(Task requirements): Filter this material down to the lines that hold "nice", copying each one.

(Records for this exercise):

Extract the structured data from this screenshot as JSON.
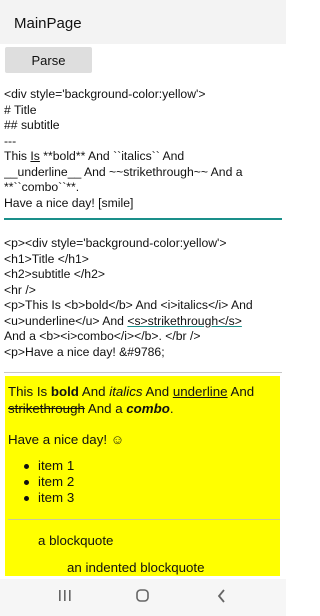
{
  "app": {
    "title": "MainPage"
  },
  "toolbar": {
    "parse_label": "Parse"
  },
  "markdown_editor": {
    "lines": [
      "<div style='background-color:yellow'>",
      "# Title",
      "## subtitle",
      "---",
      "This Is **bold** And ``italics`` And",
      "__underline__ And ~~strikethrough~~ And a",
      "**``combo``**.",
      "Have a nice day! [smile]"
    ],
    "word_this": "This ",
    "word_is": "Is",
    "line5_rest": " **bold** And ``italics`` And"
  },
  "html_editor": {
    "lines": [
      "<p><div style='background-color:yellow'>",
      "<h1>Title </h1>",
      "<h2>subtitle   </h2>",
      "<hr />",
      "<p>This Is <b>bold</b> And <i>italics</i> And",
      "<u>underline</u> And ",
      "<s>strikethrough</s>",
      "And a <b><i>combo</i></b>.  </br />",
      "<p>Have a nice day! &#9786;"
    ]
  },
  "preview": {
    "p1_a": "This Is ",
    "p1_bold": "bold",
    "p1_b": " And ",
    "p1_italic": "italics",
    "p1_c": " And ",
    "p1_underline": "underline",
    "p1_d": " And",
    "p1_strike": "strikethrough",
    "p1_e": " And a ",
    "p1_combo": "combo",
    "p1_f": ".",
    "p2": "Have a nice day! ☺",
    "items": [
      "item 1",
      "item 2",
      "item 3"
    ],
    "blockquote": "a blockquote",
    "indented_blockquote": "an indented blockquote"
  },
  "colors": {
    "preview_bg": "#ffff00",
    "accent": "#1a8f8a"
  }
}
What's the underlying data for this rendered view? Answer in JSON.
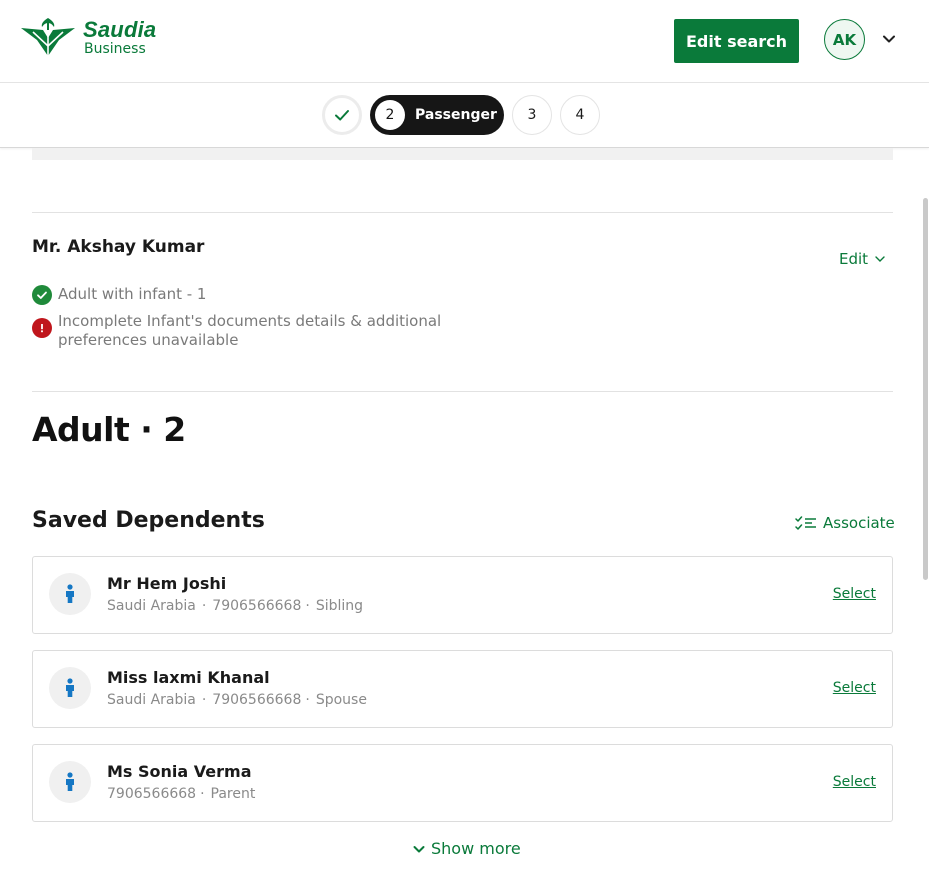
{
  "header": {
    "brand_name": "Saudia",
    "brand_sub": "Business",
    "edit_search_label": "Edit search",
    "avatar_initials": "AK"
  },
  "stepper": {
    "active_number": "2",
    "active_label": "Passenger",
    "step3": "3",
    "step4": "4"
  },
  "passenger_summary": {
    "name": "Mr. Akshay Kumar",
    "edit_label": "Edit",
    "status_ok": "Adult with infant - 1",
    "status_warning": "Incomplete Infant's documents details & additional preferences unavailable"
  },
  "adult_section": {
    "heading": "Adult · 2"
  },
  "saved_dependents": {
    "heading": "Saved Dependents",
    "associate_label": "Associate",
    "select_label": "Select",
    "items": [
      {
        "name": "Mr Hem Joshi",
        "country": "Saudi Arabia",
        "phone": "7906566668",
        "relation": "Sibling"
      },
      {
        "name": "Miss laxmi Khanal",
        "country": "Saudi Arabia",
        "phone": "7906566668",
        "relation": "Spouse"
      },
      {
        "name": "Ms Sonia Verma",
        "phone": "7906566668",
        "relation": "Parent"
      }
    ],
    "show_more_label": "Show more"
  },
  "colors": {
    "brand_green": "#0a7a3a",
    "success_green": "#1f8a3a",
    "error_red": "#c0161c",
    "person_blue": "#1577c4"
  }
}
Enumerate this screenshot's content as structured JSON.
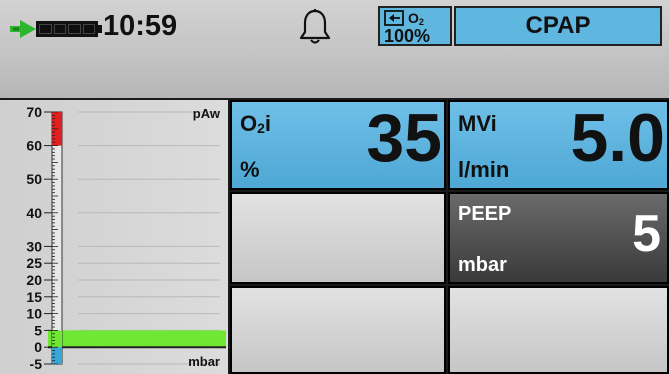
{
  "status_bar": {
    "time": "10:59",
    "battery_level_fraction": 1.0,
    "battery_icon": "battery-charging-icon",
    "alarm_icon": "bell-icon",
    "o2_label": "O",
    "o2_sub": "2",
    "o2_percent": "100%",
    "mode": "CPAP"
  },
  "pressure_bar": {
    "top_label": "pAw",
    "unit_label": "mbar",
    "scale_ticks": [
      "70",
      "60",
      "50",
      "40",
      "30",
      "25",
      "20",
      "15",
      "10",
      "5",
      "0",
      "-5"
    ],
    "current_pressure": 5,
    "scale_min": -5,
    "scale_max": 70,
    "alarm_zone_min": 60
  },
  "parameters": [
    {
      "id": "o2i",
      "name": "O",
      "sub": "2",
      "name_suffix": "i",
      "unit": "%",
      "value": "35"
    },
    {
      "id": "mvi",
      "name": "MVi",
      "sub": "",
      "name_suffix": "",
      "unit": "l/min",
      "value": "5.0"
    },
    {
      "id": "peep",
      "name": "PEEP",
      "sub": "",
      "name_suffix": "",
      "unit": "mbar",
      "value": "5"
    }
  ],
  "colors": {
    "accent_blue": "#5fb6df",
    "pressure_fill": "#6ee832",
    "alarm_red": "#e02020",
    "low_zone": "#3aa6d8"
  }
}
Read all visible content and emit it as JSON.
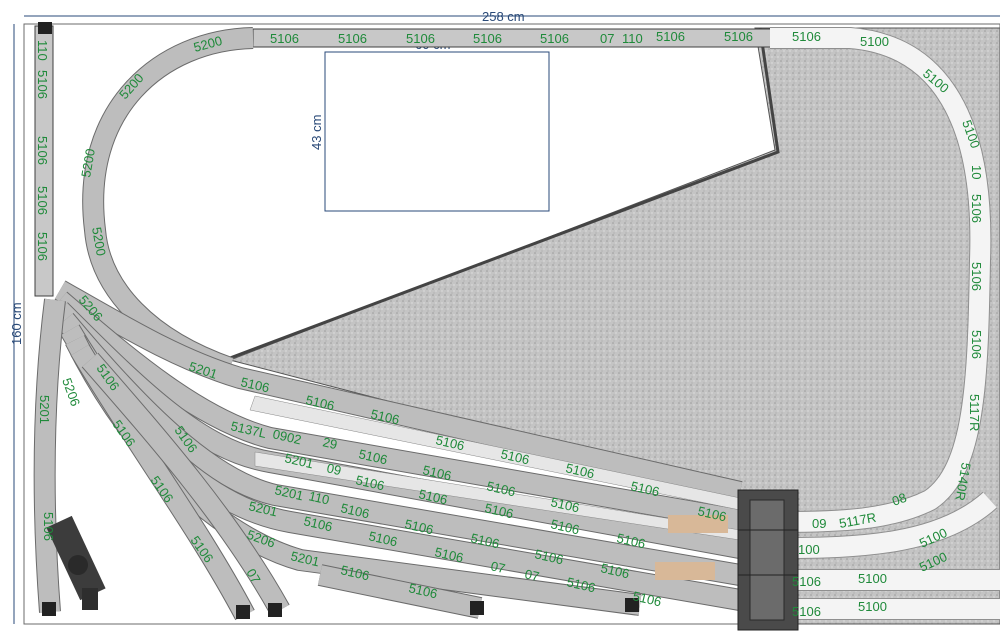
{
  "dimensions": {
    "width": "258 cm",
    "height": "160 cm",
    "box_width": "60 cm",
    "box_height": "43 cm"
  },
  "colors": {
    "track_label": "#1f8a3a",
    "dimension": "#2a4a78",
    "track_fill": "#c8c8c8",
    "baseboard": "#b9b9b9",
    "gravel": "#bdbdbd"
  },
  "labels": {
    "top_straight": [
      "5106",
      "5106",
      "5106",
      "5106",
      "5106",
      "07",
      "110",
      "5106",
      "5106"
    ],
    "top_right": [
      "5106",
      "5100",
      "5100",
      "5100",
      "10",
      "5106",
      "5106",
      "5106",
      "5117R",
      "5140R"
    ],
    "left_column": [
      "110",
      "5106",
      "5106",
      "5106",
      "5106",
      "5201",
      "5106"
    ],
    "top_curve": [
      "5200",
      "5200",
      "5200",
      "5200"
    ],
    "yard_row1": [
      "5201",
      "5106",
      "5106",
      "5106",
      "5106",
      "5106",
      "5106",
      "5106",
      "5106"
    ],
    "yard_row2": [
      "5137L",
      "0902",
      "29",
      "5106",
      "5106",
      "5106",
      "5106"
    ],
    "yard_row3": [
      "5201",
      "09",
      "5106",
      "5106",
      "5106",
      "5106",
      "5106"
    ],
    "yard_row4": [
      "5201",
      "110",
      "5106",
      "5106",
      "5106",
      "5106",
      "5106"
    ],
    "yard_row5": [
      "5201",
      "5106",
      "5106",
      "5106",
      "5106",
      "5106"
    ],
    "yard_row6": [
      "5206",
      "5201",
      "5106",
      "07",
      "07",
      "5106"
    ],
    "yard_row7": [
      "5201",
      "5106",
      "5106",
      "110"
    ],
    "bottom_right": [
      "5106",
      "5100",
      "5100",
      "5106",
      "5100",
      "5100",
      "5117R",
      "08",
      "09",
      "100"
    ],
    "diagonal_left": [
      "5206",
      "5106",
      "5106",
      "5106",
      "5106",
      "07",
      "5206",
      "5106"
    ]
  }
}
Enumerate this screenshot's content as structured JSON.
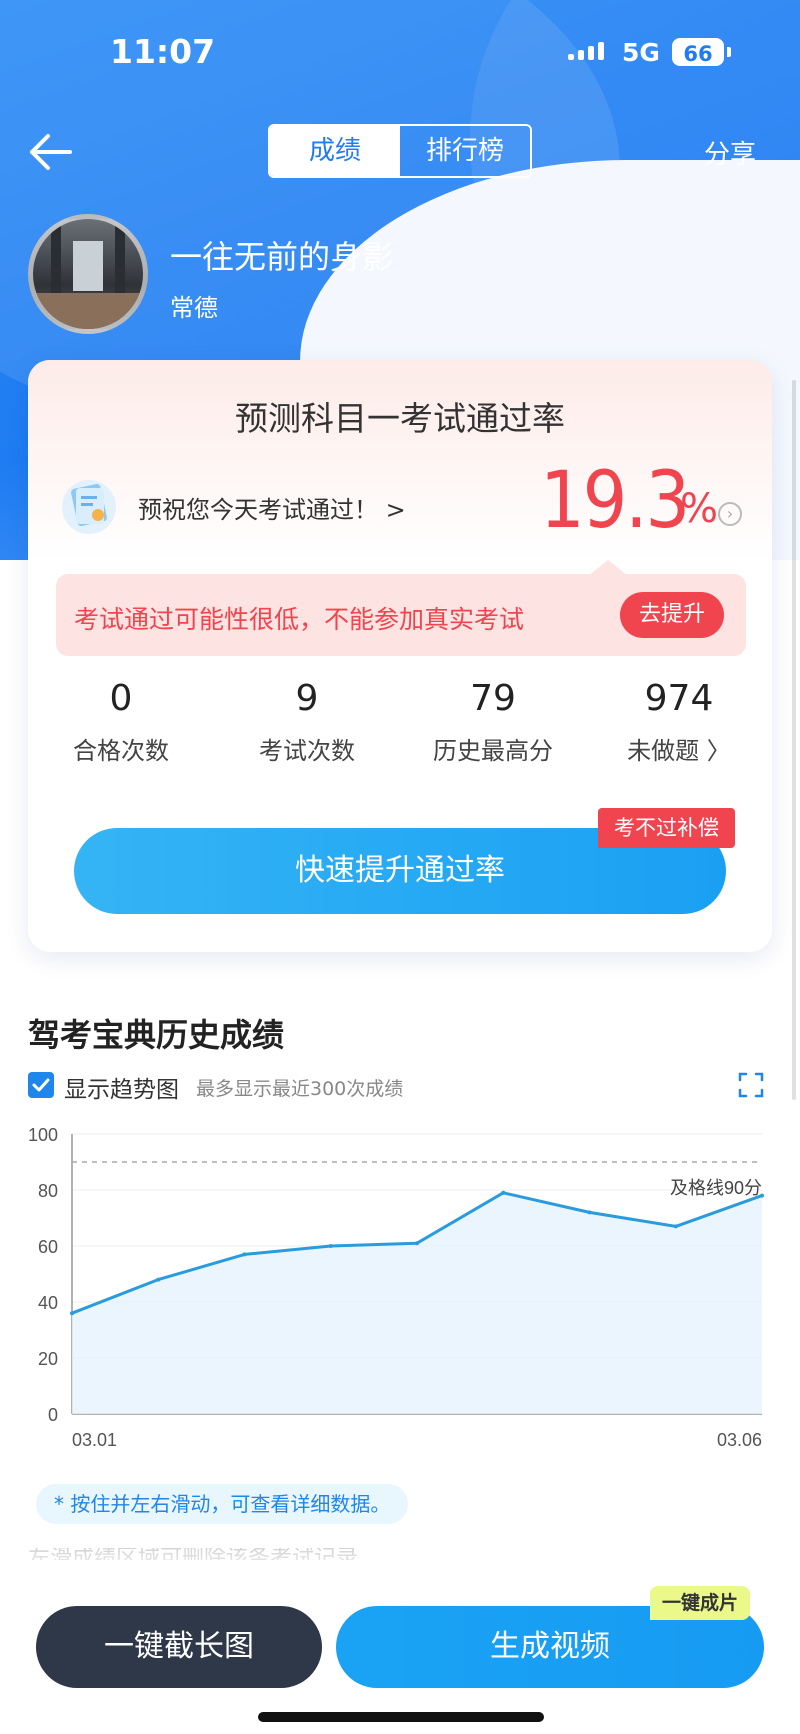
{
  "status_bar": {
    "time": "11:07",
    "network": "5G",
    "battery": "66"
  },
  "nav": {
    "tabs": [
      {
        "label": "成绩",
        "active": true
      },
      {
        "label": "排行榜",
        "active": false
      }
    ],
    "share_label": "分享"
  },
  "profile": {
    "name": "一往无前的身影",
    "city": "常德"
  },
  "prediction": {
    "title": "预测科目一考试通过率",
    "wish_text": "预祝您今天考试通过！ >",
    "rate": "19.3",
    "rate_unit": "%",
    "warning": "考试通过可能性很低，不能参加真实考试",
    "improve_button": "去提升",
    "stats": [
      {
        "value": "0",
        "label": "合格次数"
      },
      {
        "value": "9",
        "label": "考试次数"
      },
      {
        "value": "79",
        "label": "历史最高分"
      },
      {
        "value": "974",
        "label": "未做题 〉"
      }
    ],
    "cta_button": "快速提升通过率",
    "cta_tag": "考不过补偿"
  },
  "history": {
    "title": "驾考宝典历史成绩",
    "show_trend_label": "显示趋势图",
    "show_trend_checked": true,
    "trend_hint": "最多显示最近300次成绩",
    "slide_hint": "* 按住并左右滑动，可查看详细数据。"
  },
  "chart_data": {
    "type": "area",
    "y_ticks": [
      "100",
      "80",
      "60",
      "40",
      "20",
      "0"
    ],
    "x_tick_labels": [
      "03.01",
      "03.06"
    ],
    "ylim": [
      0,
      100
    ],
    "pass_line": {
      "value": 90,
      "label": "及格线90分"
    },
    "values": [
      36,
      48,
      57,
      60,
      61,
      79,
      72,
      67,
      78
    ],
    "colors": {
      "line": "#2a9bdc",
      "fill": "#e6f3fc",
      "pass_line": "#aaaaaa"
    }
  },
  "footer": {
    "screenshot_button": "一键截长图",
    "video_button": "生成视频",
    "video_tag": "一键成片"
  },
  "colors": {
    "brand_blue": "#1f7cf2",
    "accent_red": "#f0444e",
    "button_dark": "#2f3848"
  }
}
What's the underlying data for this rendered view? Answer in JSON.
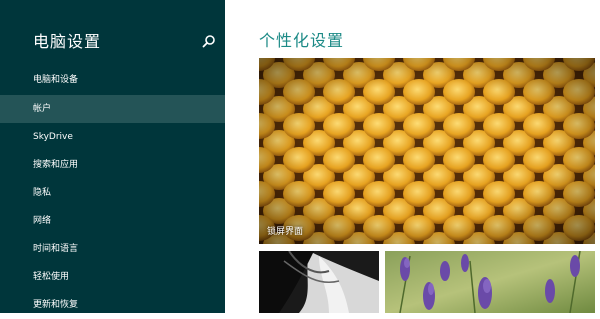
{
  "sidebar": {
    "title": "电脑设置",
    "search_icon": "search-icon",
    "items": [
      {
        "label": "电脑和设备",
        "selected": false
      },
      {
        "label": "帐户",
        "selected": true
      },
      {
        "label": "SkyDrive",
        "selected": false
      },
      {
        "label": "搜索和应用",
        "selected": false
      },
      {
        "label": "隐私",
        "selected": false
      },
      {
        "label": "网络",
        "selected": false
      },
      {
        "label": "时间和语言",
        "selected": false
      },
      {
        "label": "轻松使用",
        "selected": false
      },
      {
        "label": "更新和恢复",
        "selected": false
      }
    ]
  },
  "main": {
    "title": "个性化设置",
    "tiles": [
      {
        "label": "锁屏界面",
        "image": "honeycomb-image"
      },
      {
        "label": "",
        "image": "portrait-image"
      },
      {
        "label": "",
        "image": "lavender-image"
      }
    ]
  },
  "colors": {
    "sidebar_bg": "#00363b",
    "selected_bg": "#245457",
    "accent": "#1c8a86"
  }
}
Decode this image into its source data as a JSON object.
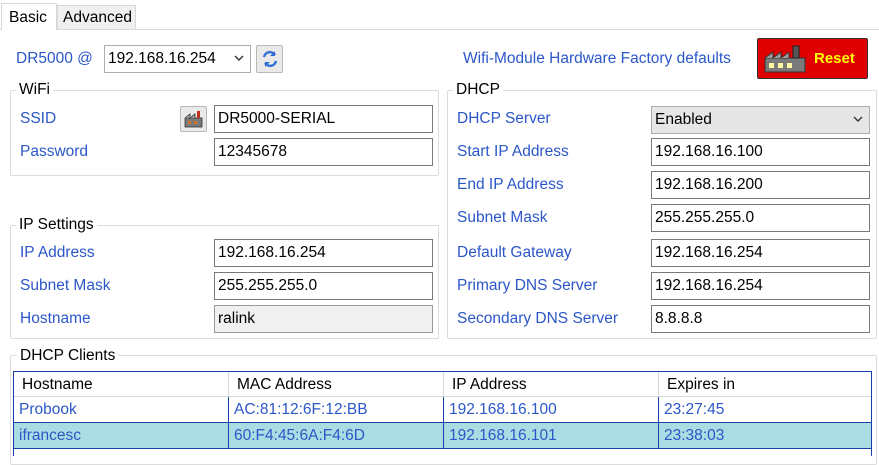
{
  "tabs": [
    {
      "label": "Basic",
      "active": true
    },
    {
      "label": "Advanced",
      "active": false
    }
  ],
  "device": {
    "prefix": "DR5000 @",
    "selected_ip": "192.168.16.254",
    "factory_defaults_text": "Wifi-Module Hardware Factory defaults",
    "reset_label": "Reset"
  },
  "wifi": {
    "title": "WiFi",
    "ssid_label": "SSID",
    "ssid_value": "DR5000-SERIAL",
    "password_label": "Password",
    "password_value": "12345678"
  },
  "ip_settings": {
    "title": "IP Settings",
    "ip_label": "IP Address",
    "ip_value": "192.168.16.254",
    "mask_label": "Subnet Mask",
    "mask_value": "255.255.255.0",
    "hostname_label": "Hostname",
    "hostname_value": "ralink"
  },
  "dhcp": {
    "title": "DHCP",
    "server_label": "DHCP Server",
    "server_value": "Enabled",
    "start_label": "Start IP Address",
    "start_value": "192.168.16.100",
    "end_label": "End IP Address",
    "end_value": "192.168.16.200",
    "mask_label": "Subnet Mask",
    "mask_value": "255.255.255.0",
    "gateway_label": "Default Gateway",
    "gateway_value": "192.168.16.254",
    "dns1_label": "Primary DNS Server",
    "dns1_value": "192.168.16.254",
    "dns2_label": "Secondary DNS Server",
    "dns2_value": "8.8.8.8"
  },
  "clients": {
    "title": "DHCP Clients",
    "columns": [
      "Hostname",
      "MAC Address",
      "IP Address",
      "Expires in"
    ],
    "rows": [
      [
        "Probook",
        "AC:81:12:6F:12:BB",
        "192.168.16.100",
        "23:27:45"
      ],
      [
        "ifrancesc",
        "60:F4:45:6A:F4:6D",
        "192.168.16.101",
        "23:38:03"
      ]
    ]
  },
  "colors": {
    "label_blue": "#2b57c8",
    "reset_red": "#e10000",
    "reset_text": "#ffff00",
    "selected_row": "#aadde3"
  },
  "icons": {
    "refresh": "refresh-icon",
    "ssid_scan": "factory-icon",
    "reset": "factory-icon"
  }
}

(Response to the task):
      "Have a nice day! [smile]"
      "<p>Have a nice day! &#9786;"
    "p2": "Have a nice day! ☺",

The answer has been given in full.